**DATA PROVIDED:**
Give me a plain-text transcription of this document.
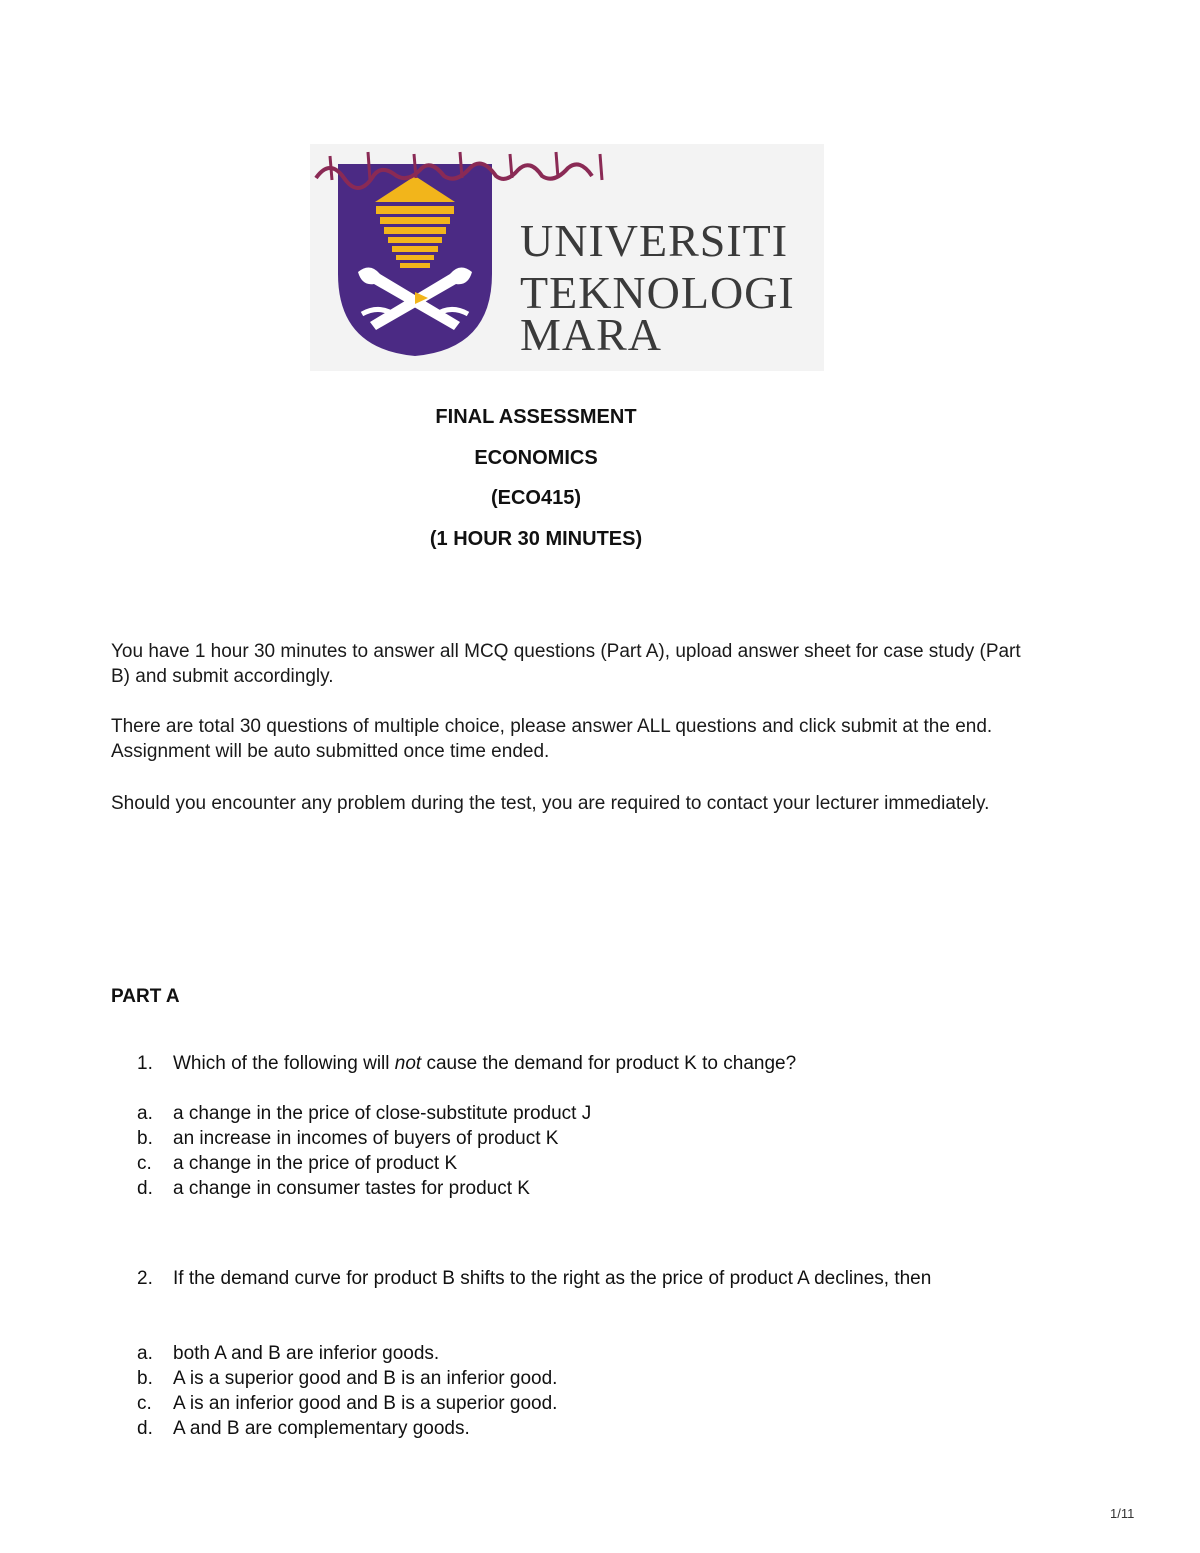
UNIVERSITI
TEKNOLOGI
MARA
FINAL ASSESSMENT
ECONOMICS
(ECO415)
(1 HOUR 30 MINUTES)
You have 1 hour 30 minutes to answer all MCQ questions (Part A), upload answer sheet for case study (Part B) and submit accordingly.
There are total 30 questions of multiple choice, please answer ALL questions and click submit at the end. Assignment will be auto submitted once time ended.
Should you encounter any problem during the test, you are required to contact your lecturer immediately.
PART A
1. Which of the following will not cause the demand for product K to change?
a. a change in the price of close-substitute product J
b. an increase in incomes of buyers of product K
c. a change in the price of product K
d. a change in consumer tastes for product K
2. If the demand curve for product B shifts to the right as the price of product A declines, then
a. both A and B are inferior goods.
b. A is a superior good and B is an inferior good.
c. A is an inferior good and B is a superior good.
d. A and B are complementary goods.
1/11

**PROMPT:**
Copy down every line of the entries containing the word "change".

**RESULT OF THE EXERCISE:**
1. Which of the following will not cause the demand for product K to change?
a. a change in the price of close-substitute product J
c. a change in the price of product K
d. a change in consumer tastes for product K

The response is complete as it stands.